▶ _AIM OF THE EXERCISE_
Single out each line with the word "karena" and copy it.
....................
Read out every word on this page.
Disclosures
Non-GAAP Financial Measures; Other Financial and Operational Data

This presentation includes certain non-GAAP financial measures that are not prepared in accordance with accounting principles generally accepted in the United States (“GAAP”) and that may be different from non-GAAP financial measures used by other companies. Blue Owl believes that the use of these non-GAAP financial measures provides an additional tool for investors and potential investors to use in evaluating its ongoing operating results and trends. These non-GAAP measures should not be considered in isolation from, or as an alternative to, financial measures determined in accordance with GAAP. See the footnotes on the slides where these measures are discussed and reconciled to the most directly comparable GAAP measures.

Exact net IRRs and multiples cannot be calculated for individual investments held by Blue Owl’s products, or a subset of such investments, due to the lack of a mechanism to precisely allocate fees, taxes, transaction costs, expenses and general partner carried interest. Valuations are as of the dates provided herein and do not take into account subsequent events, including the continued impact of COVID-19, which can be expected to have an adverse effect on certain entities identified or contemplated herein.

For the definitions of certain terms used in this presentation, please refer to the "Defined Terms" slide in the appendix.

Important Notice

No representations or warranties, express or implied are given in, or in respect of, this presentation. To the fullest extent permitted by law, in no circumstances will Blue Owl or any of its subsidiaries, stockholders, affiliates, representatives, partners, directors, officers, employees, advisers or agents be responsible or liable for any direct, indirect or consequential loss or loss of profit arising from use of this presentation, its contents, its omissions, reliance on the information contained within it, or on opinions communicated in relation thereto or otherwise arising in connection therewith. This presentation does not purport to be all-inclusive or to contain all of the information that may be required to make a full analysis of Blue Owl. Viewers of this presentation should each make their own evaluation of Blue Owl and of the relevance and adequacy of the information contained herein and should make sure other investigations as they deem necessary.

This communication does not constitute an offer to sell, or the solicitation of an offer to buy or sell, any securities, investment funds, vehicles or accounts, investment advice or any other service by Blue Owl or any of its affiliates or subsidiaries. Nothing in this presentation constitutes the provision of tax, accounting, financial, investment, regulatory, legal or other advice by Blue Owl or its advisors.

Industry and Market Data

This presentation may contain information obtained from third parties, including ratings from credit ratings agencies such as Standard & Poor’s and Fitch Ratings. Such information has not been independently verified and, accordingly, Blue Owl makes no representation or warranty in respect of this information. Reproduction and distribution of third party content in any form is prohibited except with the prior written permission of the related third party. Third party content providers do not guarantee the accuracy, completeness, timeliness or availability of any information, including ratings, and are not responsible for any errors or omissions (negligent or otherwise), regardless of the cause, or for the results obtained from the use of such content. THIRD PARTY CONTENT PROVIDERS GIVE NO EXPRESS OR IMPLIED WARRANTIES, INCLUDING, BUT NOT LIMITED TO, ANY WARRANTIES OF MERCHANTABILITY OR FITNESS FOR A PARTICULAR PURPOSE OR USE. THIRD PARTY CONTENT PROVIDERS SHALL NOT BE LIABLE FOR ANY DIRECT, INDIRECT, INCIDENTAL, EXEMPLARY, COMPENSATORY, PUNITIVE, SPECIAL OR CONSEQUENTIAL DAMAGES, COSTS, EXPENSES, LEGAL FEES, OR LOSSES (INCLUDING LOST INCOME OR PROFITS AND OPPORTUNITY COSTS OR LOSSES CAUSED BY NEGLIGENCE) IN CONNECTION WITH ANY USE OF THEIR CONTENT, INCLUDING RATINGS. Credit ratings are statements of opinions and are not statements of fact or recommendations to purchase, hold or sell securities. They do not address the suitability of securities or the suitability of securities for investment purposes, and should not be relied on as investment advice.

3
....................
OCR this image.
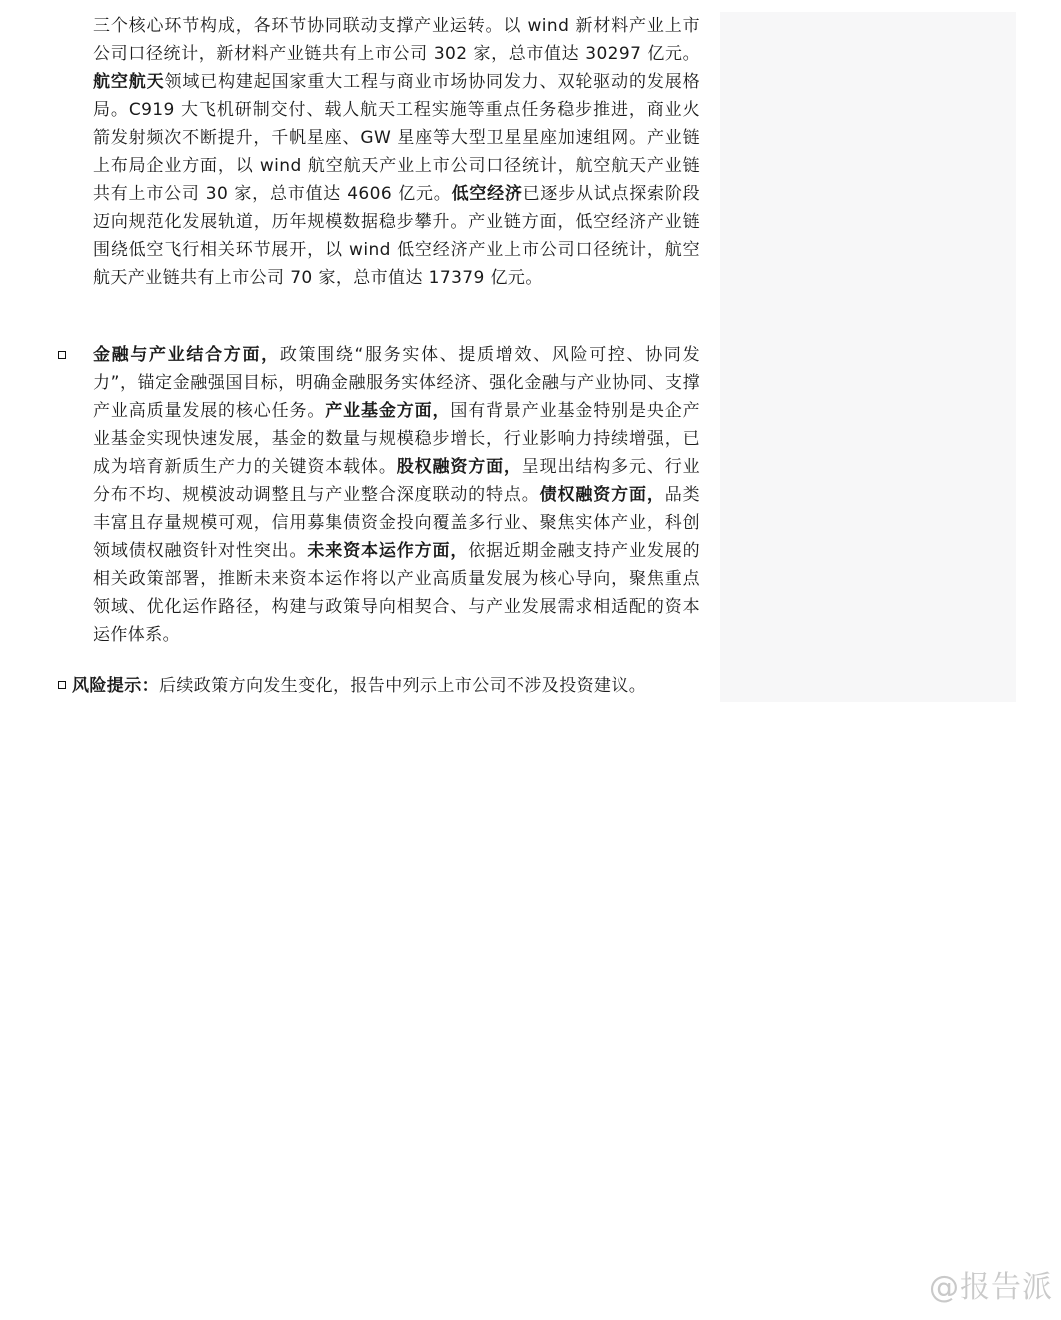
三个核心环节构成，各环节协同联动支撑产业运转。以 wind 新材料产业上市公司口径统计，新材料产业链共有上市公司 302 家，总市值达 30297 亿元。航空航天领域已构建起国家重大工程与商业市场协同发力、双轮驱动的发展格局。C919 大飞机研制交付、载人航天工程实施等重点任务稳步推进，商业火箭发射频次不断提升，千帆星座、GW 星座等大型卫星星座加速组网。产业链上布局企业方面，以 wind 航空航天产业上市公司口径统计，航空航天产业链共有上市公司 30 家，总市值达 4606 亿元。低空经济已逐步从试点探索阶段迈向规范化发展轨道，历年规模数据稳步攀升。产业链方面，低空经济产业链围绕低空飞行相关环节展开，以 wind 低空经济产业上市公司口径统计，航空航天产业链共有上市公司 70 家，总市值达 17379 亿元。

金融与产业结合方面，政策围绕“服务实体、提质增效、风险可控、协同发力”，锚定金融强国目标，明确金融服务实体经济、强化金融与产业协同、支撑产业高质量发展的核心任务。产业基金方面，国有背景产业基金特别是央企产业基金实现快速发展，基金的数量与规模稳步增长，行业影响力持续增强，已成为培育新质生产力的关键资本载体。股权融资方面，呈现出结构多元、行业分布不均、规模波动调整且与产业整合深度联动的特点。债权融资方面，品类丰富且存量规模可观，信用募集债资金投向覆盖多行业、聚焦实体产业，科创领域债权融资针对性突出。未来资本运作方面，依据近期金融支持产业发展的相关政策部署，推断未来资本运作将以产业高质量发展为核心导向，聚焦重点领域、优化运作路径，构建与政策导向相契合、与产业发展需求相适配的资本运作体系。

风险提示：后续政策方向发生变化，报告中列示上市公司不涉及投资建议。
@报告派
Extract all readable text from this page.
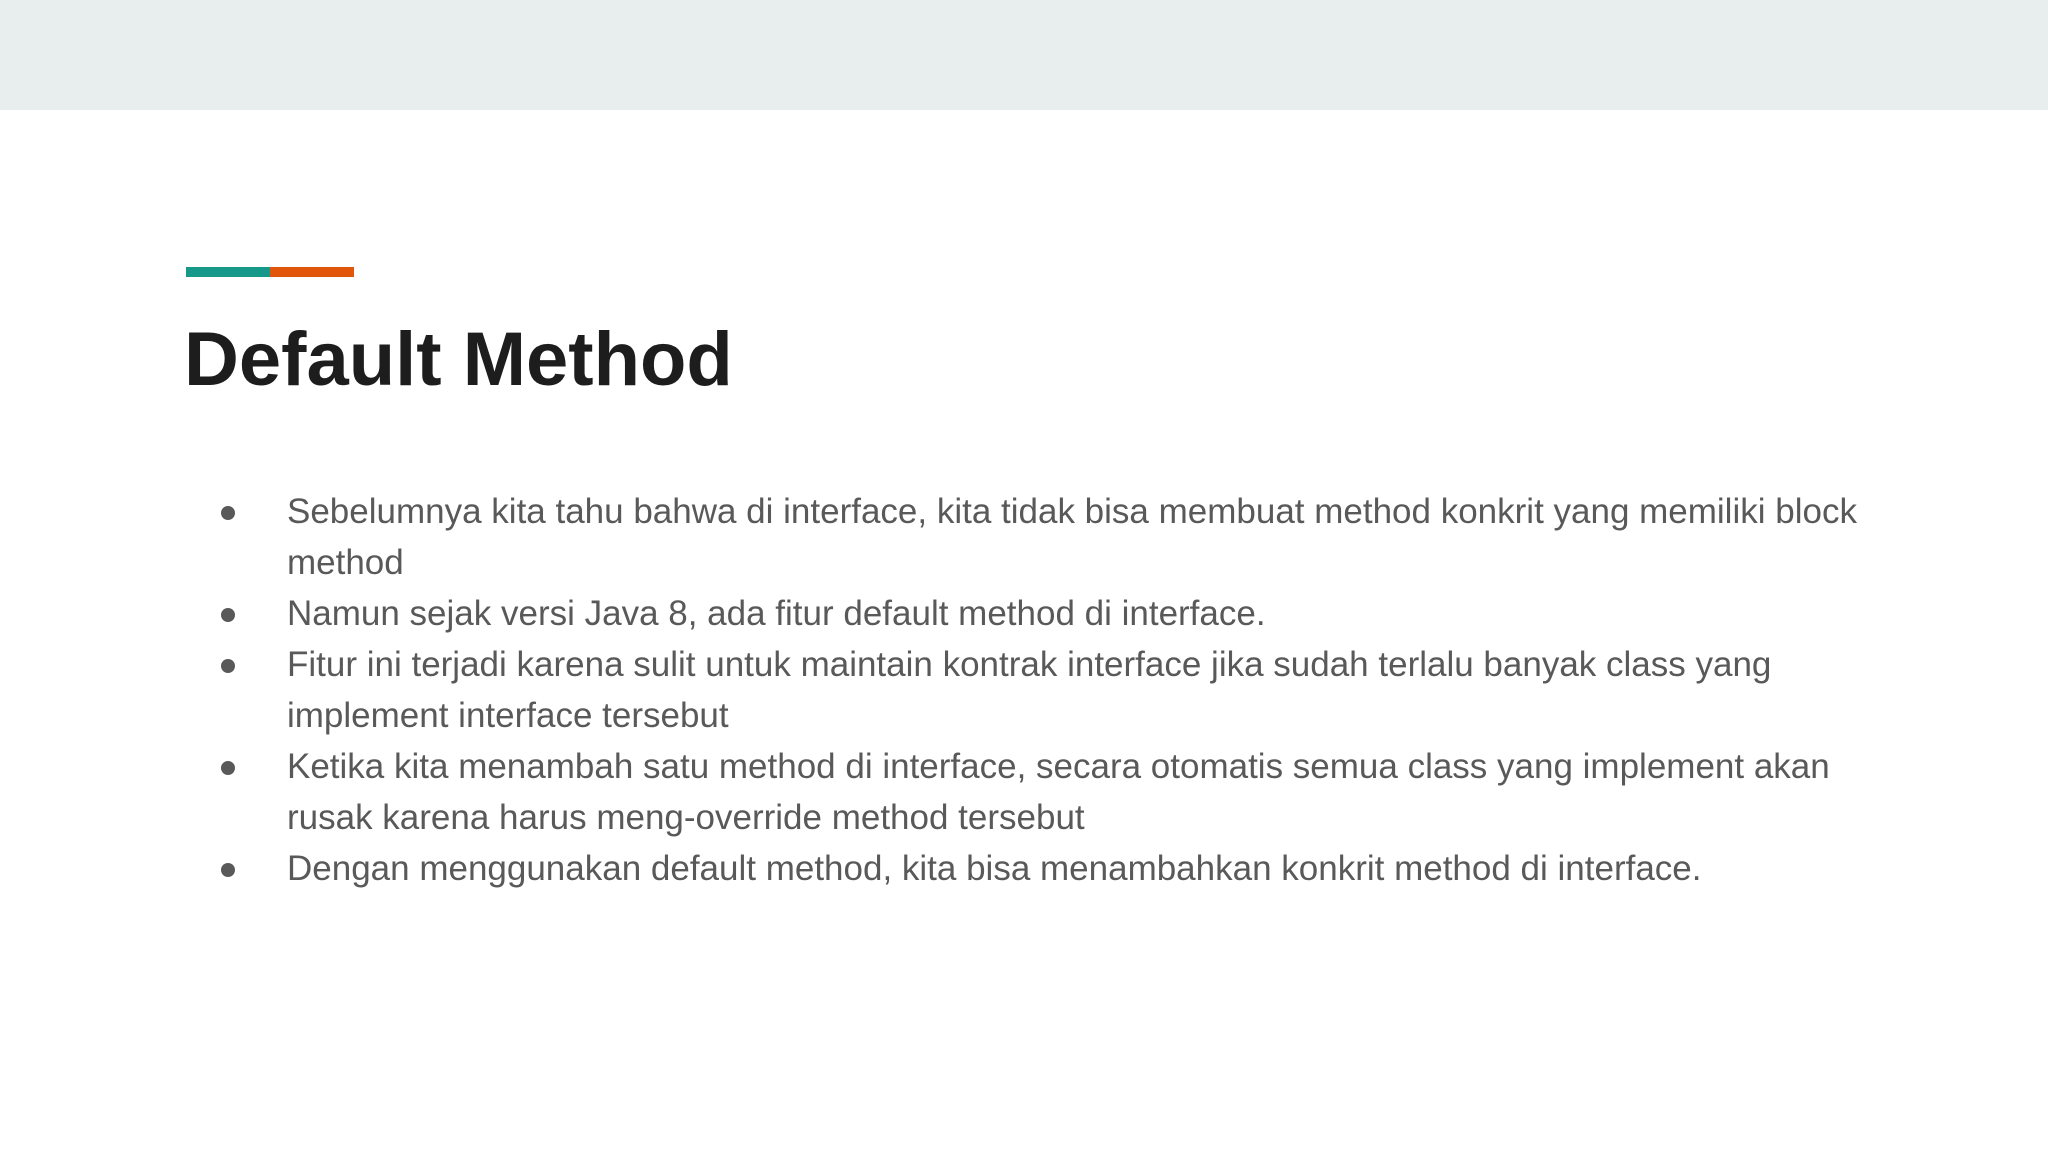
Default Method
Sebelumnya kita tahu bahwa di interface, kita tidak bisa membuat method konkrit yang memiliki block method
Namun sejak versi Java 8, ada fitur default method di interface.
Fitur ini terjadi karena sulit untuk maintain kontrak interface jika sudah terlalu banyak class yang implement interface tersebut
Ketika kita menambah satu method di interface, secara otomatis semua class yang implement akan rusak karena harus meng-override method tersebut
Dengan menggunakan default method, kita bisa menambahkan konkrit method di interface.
....................
▶ _THE OUTPUT_
Fitur ini terjadi karena sulit untuk maintain kontrak interface jika sudah terlalu banyak class yang implement interface tersebut
Ketika kita menambah satu method di interface, secara otomatis semua class yang implement akan rusak karena harus meng-override method tersebut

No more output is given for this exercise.